The request => Look through the records below and give the number of lines holding the string "Innsbrucker", nothing more.

Provided data =>

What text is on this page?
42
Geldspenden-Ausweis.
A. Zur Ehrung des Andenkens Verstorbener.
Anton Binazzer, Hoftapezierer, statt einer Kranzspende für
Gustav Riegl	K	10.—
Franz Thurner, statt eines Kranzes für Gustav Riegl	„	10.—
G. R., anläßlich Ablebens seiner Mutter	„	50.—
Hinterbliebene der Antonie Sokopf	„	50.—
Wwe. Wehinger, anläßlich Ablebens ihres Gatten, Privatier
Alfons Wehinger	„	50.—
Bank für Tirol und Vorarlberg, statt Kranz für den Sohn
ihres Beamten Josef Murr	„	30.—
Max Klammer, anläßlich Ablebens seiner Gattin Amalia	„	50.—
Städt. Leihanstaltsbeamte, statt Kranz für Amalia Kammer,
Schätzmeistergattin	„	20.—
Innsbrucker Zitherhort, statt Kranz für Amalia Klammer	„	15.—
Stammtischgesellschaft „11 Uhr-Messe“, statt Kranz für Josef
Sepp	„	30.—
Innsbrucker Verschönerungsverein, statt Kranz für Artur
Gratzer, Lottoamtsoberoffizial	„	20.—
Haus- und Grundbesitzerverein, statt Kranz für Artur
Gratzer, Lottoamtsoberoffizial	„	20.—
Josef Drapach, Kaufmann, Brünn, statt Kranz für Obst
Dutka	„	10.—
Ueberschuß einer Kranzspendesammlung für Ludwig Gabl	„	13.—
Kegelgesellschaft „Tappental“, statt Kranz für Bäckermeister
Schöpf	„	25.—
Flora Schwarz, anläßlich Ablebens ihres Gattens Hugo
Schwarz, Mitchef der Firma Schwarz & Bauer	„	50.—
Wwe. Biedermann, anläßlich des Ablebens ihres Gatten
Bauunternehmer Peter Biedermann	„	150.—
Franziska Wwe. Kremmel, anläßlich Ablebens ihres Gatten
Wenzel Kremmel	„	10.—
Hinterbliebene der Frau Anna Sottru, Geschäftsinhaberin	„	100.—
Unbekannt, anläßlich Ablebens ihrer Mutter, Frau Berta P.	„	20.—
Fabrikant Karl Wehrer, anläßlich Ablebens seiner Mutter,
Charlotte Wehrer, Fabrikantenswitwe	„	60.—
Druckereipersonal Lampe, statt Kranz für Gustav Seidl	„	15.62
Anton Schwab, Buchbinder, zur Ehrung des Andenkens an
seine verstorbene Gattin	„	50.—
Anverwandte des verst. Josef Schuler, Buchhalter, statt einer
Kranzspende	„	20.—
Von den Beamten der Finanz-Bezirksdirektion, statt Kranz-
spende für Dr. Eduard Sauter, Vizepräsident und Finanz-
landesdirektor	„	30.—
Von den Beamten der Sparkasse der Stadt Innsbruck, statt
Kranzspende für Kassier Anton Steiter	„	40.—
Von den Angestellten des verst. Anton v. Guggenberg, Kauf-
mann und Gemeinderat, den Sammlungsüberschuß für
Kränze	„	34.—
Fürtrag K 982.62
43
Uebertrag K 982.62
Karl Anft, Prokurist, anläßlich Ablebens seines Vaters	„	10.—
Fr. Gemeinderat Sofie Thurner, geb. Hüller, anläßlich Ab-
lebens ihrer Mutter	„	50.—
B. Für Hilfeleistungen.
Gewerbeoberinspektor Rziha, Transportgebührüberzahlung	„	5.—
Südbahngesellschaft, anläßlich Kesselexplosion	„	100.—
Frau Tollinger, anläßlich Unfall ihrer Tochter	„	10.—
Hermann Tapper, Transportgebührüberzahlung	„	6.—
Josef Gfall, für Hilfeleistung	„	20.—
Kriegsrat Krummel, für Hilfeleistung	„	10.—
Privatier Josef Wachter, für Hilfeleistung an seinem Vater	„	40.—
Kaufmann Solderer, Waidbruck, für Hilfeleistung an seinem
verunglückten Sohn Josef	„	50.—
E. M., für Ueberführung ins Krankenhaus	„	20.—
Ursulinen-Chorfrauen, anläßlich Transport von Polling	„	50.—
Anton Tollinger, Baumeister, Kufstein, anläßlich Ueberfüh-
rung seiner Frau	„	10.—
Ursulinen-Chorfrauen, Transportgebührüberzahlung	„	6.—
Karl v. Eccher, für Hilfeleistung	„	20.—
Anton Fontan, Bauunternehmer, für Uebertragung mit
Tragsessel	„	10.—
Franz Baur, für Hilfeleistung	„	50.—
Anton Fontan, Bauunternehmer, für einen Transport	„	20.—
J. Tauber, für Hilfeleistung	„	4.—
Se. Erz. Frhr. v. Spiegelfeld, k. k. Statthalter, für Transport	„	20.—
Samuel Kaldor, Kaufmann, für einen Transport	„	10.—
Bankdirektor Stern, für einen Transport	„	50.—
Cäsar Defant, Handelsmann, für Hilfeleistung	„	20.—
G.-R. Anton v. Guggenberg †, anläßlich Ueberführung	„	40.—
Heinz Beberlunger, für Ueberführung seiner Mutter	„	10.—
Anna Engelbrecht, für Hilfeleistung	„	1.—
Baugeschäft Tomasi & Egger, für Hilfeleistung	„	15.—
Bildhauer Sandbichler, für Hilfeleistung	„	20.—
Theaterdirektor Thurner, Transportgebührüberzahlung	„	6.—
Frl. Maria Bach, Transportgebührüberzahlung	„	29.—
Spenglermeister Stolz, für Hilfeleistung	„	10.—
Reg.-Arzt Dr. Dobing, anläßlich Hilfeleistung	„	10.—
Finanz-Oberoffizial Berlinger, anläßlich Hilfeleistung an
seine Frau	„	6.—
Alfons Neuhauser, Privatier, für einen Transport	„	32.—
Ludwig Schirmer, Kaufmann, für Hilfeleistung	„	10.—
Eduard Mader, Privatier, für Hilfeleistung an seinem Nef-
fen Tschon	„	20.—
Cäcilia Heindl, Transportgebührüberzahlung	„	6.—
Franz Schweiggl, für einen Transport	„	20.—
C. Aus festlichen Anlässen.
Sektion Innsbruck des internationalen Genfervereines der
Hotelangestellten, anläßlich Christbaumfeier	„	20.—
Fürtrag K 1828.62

Answer to this exercise => 2